'''

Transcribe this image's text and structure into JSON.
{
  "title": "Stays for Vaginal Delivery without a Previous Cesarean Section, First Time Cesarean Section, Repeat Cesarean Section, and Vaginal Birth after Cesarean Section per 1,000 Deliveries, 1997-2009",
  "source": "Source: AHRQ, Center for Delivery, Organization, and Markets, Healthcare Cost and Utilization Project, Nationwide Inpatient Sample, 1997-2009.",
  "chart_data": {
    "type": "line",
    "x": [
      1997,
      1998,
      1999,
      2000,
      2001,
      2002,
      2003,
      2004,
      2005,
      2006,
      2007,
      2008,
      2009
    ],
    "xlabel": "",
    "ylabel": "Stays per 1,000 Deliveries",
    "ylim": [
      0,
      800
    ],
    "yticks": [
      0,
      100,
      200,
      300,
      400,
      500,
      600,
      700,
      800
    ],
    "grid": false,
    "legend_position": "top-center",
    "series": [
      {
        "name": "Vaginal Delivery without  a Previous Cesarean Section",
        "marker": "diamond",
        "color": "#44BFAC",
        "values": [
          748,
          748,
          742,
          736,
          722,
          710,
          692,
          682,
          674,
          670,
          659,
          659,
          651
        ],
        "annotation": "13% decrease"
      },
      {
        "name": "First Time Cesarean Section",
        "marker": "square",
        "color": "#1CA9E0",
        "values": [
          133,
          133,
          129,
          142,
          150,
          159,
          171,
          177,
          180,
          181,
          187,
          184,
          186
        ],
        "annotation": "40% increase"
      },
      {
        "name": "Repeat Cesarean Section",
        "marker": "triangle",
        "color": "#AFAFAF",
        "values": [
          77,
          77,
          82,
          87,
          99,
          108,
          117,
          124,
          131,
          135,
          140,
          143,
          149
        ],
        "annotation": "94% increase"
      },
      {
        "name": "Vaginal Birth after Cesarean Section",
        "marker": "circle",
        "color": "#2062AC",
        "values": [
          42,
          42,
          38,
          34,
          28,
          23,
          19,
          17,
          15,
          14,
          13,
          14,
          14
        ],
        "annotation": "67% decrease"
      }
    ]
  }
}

'''

Nothing should be left out: repeat all of the data exactly.

Transcribe this image's text and structure into JSON.
{
  "title": "Stays for Vaginal Delivery without a Previous Cesarean Section, First Time Cesarean Section, Repeat Cesarean Section, and Vaginal Birth after Cesarean Section per 1,000 Deliveries, 1997-2009",
  "source": "Source: AHRQ, Center for Delivery, Organization, and Markets, Healthcare Cost and Utilization Project, Nationwide Inpatient Sample, 1997-2009.",
  "chart_data": {
    "type": "line",
    "x": [
      1997,
      1998,
      1999,
      2000,
      2001,
      2002,
      2003,
      2004,
      2005,
      2006,
      2007,
      2008,
      2009
    ],
    "xlabel": "",
    "ylabel": "Stays per 1,000 Deliveries",
    "ylim": [
      0,
      800
    ],
    "yticks": [
      0,
      100,
      200,
      300,
      400,
      500,
      600,
      700,
      800
    ],
    "grid": false,
    "legend_position": "top-center",
    "series": [
      {
        "name": "Vaginal Delivery without  a Previous Cesarean Section",
        "marker": "diamond",
        "color": "#44BFAC",
        "values": [
          748,
          748,
          742,
          736,
          722,
          710,
          692,
          682,
          674,
          670,
          659,
          659,
          651
        ],
        "annotation": "13% decrease"
      },
      {
        "name": "First Time Cesarean Section",
        "marker": "square",
        "color": "#1CA9E0",
        "values": [
          133,
          133,
          129,
          142,
          150,
          159,
          171,
          177,
          180,
          181,
          187,
          184,
          186
        ],
        "annotation": "40% increase"
      },
      {
        "name": "Repeat Cesarean Section",
        "marker": "triangle",
        "color": "#AFAFAF",
        "values": [
          77,
          77,
          82,
          87,
          99,
          108,
          117,
          124,
          131,
          135,
          140,
          143,
          149
        ],
        "annotation": "94% increase"
      },
      {
        "name": "Vaginal Birth after Cesarean Section",
        "marker": "circle",
        "color": "#2062AC",
        "values": [
          42,
          42,
          38,
          34,
          28,
          23,
          19,
          17,
          15,
          14,
          13,
          14,
          14
        ],
        "annotation": "67% decrease"
      }
    ]
  }
}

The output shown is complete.